The request – Report how many lines in the records hold the string "color"; give the number and nothing else.

[Excerpts from a figure dataset]
---+---
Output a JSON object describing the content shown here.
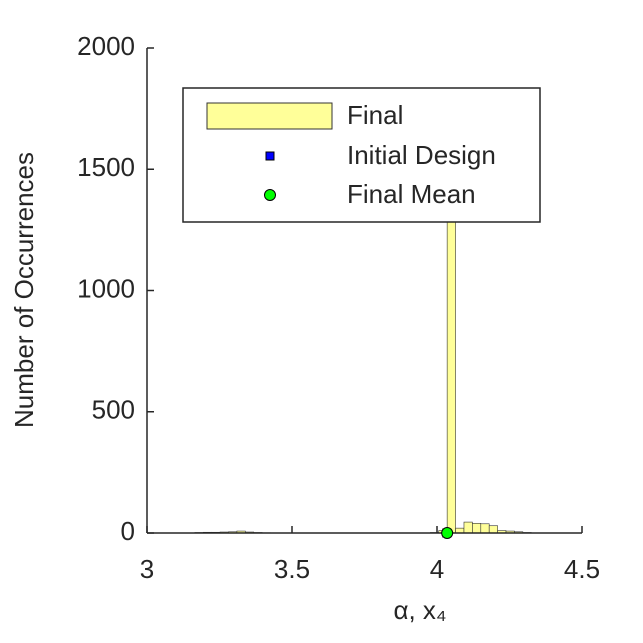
{
  "chart_data": {
    "type": "histogram",
    "xlabel": "α, x₄",
    "ylabel": "Number of Occurrences",
    "bins": [
      3.165,
      3.194,
      3.223,
      3.252,
      3.281,
      3.31,
      3.339,
      3.368,
      3.397,
      3.426,
      3.455,
      3.484,
      3.513,
      3.542,
      3.571,
      3.6,
      3.629,
      3.658,
      3.687,
      3.716,
      3.745,
      3.774,
      3.803,
      3.832,
      3.861,
      3.89,
      3.919,
      3.948,
      3.977,
      4.006,
      4.035,
      4.064,
      4.093,
      4.122,
      4.151,
      4.18,
      4.209,
      4.238,
      4.267,
      4.296,
      4.325
    ],
    "series": [
      {
        "name": "Final",
        "color": "#ffff99",
        "values": [
          2,
          3,
          3,
          4,
          5,
          8,
          4,
          2,
          1,
          0,
          0,
          0,
          0,
          0,
          0,
          0,
          0,
          0,
          0,
          0,
          0,
          0,
          0,
          0,
          0,
          0,
          0,
          0,
          2,
          10,
          1700,
          20,
          45,
          40,
          38,
          30,
          10,
          8,
          5,
          2
        ]
      },
      {
        "name": "Initial Design",
        "color": "#0000ff",
        "x": [
          4.034
        ],
        "values": [
          0
        ]
      },
      {
        "name": "Final Mean",
        "color": "#00ff00",
        "x": [
          4.035
        ],
        "values": [
          0
        ]
      }
    ],
    "xlim": [
      3,
      4.5
    ],
    "xticks": [
      3,
      3.5,
      4,
      4.5
    ],
    "ylim": [
      0,
      2000
    ],
    "yticks": [
      0,
      500,
      1000,
      1500,
      2000
    ],
    "legend": "top-right"
  }
}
---+---
Solution for this task – 3